-- start --
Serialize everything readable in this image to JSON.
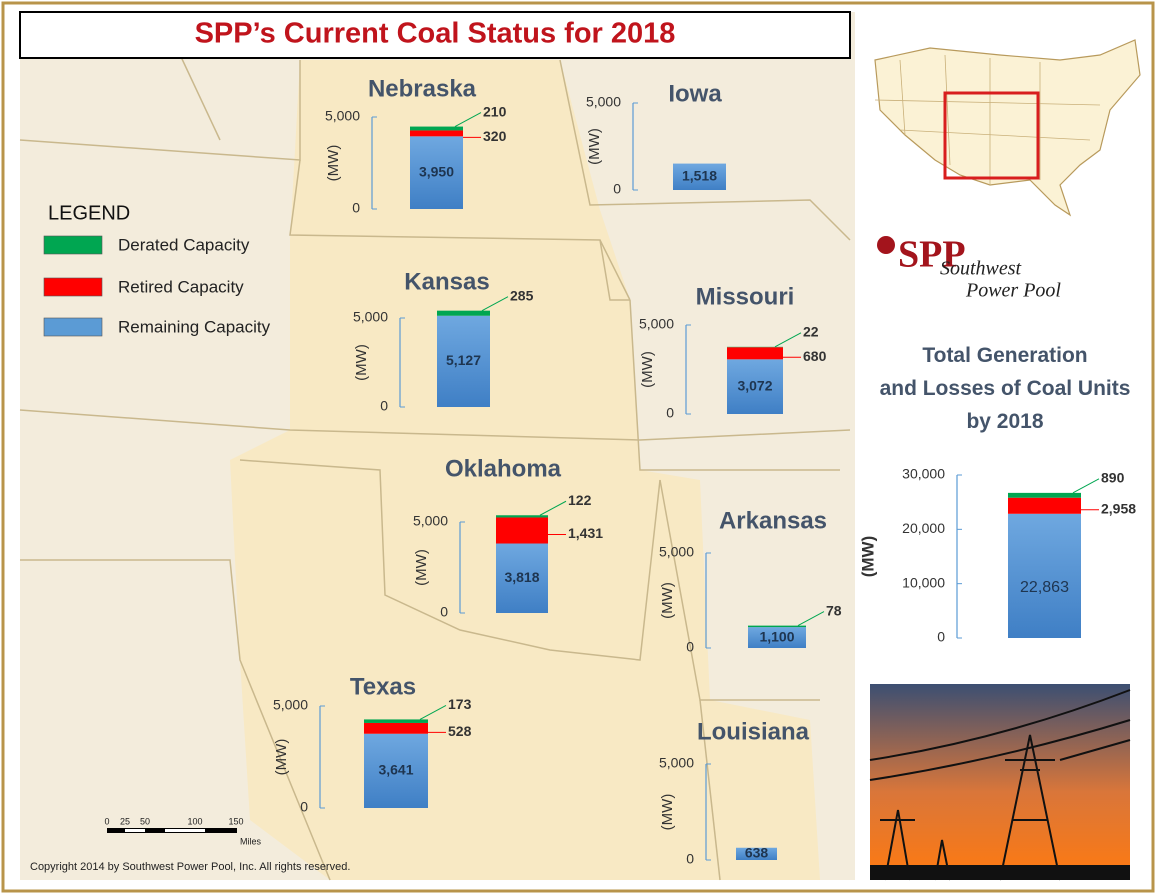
{
  "header": {
    "title": "SPP’s Current Coal Status for 2018"
  },
  "legend": {
    "title": "LEGEND",
    "items": [
      {
        "name": "Derated Capacity",
        "color": "#00a651"
      },
      {
        "name": "Retired Capacity",
        "color": "#ff0000"
      },
      {
        "name": "Remaining Capacity",
        "color": "#5b9bd5"
      }
    ]
  },
  "logo": {
    "mark": "SPP",
    "line1": "Southwest",
    "line2": "Power Pool"
  },
  "scale_bar": {
    "labels": [
      "0",
      "25",
      "50",
      "100",
      "150"
    ],
    "unit": "Miles"
  },
  "copyright": "Copyright 2014 by Southwest Power Pool, Inc. All rights reserved.",
  "chart_data": [
    {
      "type": "bar",
      "title": "Nebraska",
      "ylabel": "(MW)",
      "ylim": [
        0,
        5000
      ],
      "yticks": [
        0,
        {
          "value": 5000,
          "label": "5,000"
        }
      ],
      "values": [
        210,
        320,
        3950
      ],
      "value_labels": [
        "210",
        "320",
        "3,950"
      ]
    },
    {
      "type": "bar",
      "title": "Iowa",
      "ylabel": "(MW)",
      "ylim": [
        0,
        5000
      ],
      "yticks": [
        0,
        {
          "value": 5000,
          "label": "5,000"
        }
      ],
      "values": [
        null,
        null,
        1518
      ],
      "value_labels": [
        null,
        null,
        "1,518"
      ]
    },
    {
      "type": "bar",
      "title": "Kansas",
      "ylabel": "(MW)",
      "ylim": [
        0,
        5000
      ],
      "yticks": [
        0,
        {
          "value": 5000,
          "label": "5,000"
        }
      ],
      "values": [
        285,
        null,
        5127
      ],
      "value_labels": [
        "285",
        null,
        "5,127"
      ]
    },
    {
      "type": "bar",
      "title": "Missouri",
      "ylabel": "(MW)",
      "ylim": [
        0,
        5000
      ],
      "yticks": [
        0,
        {
          "value": 5000,
          "label": "5,000"
        }
      ],
      "values": [
        22,
        680,
        3072
      ],
      "value_labels": [
        "22",
        "680",
        "3,072"
      ]
    },
    {
      "type": "bar",
      "title": "Oklahoma",
      "ylabel": "(MW)",
      "ylim": [
        0,
        5000
      ],
      "yticks": [
        0,
        {
          "value": 5000,
          "label": "5,000"
        }
      ],
      "values": [
        122,
        1431,
        3818
      ],
      "value_labels": [
        "122",
        "1,431",
        "3,818"
      ]
    },
    {
      "type": "bar",
      "title": "Arkansas",
      "ylabel": "(MW)",
      "ylim": [
        0,
        5000
      ],
      "yticks": [
        0,
        {
          "value": 5000,
          "label": "5,000"
        }
      ],
      "values": [
        78,
        null,
        1100
      ],
      "value_labels": [
        "78",
        null,
        "1,100"
      ]
    },
    {
      "type": "bar",
      "title": "Texas",
      "ylabel": "(MW)",
      "ylim": [
        0,
        5000
      ],
      "yticks": [
        0,
        {
          "value": 5000,
          "label": "5,000"
        }
      ],
      "values": [
        173,
        528,
        3641
      ],
      "value_labels": [
        "173",
        "528",
        "3,641"
      ]
    },
    {
      "type": "bar",
      "title": "Louisiana",
      "ylabel": "(MW)",
      "ylim": [
        0,
        5000
      ],
      "yticks": [
        0,
        {
          "value": 5000,
          "label": "5,000"
        }
      ],
      "values": [
        null,
        null,
        638
      ],
      "value_labels": [
        null,
        null,
        "638"
      ]
    },
    {
      "type": "bar",
      "title": "Total Generation and Losses of Coal Units by 2018",
      "ylabel": "(MW)",
      "ylim": [
        0,
        30000
      ],
      "yticks": [
        0,
        {
          "value": 10000,
          "label": "10,000"
        },
        {
          "value": 20000,
          "label": "20,000"
        },
        {
          "value": 30000,
          "label": "30,000"
        }
      ],
      "values": [
        890,
        2958,
        22863
      ],
      "value_labels": [
        "890",
        "2,958",
        "22,863"
      ]
    }
  ]
}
-- end --
* [OBJECTIVE]: Only a number is needed: how many lines of the material above contain "Coal"?

* [RESULT FOR THIS EXERCISE]: 2